◆ Record extracts
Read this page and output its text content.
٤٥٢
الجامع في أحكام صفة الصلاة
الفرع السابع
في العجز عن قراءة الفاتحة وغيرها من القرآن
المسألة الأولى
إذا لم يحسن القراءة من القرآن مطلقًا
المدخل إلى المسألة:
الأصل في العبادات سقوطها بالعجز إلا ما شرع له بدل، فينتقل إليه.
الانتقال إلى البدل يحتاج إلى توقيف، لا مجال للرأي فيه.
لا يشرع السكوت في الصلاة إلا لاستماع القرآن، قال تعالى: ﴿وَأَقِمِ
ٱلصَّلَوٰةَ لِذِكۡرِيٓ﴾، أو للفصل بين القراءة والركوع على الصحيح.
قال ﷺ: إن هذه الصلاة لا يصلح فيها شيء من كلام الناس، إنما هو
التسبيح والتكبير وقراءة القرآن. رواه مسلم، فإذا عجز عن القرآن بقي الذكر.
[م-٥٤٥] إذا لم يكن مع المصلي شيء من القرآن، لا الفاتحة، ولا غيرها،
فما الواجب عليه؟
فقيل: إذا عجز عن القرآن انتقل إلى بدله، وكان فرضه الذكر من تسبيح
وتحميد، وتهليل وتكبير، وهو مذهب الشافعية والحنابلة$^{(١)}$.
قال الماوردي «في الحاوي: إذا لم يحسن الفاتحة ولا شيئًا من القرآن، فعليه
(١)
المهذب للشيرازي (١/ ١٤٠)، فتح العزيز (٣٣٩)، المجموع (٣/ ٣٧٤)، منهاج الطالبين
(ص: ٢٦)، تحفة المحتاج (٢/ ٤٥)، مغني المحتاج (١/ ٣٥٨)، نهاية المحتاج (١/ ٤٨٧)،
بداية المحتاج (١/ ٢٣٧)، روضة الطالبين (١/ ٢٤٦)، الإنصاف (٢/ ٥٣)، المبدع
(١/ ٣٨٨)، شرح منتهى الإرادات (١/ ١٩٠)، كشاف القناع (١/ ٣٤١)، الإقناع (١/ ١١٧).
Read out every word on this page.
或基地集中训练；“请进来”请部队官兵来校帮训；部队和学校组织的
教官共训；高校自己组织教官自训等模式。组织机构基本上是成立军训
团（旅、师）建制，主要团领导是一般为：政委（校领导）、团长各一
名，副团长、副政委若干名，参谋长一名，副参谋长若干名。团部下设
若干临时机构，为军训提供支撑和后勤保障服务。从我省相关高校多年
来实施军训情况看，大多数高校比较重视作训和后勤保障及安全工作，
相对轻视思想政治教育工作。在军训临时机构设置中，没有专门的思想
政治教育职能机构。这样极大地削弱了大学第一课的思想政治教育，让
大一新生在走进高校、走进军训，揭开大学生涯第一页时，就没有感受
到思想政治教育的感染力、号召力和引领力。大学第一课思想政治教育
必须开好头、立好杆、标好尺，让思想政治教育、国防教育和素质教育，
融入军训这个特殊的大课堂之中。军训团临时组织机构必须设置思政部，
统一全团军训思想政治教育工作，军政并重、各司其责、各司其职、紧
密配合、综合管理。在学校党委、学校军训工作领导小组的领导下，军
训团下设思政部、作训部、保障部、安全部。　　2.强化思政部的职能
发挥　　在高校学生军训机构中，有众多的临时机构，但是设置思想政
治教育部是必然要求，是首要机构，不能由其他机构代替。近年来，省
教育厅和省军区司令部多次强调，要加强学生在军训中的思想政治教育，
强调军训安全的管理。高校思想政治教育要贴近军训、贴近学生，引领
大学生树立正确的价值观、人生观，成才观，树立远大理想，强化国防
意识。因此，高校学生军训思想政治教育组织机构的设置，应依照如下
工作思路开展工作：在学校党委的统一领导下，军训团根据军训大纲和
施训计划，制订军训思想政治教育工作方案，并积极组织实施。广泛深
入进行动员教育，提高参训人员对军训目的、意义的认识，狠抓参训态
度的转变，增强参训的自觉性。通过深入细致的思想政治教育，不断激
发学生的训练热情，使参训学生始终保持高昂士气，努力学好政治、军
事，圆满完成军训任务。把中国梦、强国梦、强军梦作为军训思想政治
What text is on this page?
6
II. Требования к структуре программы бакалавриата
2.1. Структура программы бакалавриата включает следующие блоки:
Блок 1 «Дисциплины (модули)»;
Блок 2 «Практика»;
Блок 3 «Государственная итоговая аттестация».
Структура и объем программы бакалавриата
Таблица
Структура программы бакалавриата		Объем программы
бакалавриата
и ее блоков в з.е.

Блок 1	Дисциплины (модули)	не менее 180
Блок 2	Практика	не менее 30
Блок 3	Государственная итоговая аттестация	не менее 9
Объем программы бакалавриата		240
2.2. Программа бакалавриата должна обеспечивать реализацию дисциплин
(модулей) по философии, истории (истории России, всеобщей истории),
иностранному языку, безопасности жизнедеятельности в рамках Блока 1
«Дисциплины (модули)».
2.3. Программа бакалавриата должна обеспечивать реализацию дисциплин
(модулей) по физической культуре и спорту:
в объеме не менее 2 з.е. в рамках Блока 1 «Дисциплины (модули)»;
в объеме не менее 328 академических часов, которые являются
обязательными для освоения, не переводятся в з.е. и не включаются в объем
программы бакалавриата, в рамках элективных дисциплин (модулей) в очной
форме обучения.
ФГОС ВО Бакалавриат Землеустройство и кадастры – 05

◆ Problem description
Pick each line holding the word "الفاتحة" out of the listing.

◆ Solution
في العجز عن قراءة الفاتحة وغيرها من القرآن
[م-٥٤٥] إذا لم يكن مع المصلي شيء من القرآن، لا الفاتحة، ولا غيرها،
قال الماوردي «في الحاوي: إذا لم يحسن الفاتحة ولا شيئًا من القرآن، فعليه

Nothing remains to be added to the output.